**TASK DESCRIPTION**
From first line to last, give the material again unchanged.

++++++++++++++++++++

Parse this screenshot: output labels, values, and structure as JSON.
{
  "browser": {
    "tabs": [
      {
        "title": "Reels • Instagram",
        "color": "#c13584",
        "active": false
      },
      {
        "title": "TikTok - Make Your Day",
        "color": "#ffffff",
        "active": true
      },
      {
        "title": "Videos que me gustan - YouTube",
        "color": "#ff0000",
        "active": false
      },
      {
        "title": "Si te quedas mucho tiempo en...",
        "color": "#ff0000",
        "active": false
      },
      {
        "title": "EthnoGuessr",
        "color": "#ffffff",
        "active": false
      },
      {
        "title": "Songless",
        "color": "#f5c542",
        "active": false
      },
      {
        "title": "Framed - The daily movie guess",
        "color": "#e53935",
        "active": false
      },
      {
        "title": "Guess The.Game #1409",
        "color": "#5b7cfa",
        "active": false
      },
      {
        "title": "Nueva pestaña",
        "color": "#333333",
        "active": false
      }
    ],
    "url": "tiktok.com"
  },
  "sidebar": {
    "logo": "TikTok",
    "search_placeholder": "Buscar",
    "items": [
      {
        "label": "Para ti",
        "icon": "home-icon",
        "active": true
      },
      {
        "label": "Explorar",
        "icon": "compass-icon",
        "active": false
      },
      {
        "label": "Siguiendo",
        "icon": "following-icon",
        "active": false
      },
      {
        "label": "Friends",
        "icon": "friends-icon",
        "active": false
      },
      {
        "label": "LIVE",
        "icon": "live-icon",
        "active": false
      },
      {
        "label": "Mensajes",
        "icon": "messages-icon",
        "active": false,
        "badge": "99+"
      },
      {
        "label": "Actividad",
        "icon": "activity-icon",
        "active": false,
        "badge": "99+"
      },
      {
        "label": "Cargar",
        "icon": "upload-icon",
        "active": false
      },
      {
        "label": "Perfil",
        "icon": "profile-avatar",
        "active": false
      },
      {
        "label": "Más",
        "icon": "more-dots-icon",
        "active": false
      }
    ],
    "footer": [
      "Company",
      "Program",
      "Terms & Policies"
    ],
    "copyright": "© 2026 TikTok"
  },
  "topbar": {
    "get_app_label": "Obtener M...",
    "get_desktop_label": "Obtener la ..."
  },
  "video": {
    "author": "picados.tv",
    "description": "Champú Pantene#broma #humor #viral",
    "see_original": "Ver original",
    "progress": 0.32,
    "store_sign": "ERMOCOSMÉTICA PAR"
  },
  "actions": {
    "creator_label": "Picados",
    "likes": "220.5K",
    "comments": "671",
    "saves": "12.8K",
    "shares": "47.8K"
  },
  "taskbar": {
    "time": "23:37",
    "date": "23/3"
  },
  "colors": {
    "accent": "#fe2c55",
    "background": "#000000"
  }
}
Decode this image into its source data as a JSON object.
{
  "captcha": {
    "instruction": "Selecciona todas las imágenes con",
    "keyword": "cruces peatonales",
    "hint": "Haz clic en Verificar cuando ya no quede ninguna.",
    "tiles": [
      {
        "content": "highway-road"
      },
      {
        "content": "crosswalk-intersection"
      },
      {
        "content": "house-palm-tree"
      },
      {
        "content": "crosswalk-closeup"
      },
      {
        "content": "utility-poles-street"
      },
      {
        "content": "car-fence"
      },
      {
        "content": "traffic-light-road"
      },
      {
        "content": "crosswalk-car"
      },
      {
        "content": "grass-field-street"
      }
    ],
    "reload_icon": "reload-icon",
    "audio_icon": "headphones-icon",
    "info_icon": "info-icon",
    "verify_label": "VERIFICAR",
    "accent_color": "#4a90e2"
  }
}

++++++++++++++++++++

**WRITTEN SOLUTION**
Parse this screenshot: output labels, values, and structure as JSON.
{
  "browser": {
    "tabs": [
      {
        "title": "Reels • Instagram",
        "color": "#c13584",
        "active": false
      },
      {
        "title": "TikTok - Make Your Day",
        "color": "#ffffff",
        "active": true
      },
      {
        "title": "Videos que me gustan - YouTube",
        "color": "#ff0000",
        "active": false
      },
      {
        "title": "Si te quedas mucho tiempo en...",
        "color": "#ff0000",
        "active": false
      },
      {
        "title": "EthnoGuessr",
        "color": "#ffffff",
        "active": false
      },
      {
        "title": "Songless",
        "color": "#f5c542",
        "active": false
      },
      {
        "title": "Framed - The daily movie guess",
        "color": "#e53935",
        "active": false
      },
      {
        "title": "Guess The.Game #1409",
        "color": "#5b7cfa",
        "active": false
      },
      {
        "title": "Nueva pestaña",
        "color": "#333333",
        "active": false
      }
    ],
    "url": "tiktok.com"
  },
  "sidebar": {
    "logo": "TikTok",
    "search_placeholder": "Buscar",
    "items": [
      {
        "label": "Para ti",
        "icon": "home-icon",
        "active": true
      },
      {
        "label": "Explorar",
        "icon": "compass-icon",
        "active": false
      },
      {
        "label": "Siguiendo",
        "icon": "following-icon",
        "active": false
      },
      {
        "label": "Friends",
        "icon": "friends-icon",
        "active": false
      },
      {
        "label": "LIVE",
        "icon": "live-icon",
        "active": false
      },
      {
        "label": "Mensajes",
        "icon": "messages-icon",
        "active": false,
        "badge": "99+"
      },
      {
        "label": "Actividad",
        "icon": "activity-icon",
        "active": false,
        "badge": "99+"
      },
      {
        "label": "Cargar",
        "icon": "upload-icon",
        "active": false
      },
      {
        "label": "Perfil",
        "icon": "profile-avatar",
        "active": false
      },
      {
        "label": "Más",
        "icon": "more-dots-icon",
        "active": false
      }
    ],
    "footer": [
      "Company",
      "Program",
      "Terms & Policies"
    ],
    "copyright": "© 2026 TikTok"
  },
  "topbar": {
    "get_app_label": "Obtener M...",
    "get_desktop_label": "Obtener la ..."
  },
  "video": {
    "author": "picados.tv",
    "description": "Champú Pantene#broma #humor #viral",
    "see_original": "Ver original",
    "progress": 0.32,
    "store_sign": "ERMOCOSMÉTICA PAR"
  },
  "actions": {
    "creator_label": "Picados",
    "likes": "220.5K",
    "comments": "671",
    "saves": "12.8K",
    "shares": "47.8K"
  },
  "taskbar": {
    "time": "23:37",
    "date": "23/3"
  },
  "colors": {
    "accent": "#fe2c55",
    "background": "#000000"
  }
}
Decode this image into its source data as a JSON object.
{
  "captcha": {
    "instruction": "Selecciona todas las imágenes con",
    "keyword": "cruces peatonales",
    "hint": "Haz clic en Verificar cuando ya no quede ninguna.",
    "tiles": [
      {
        "content": "highway-road"
      },
      {
        "content": "crosswalk-intersection"
      },
      {
        "content": "house-palm-tree"
      },
      {
        "content": "crosswalk-closeup"
      },
      {
        "content": "utility-poles-street"
      },
      {
        "content": "car-fence"
      },
      {
        "content": "traffic-light-road"
      },
      {
        "content": "crosswalk-car"
      },
      {
        "content": "grass-field-street"
      }
    ],
    "reload_icon": "reload-icon",
    "audio_icon": "headphones-icon",
    "info_icon": "info-icon",
    "verify_label": "VERIFICAR",
    "accent_color": "#4a90e2"
  }
}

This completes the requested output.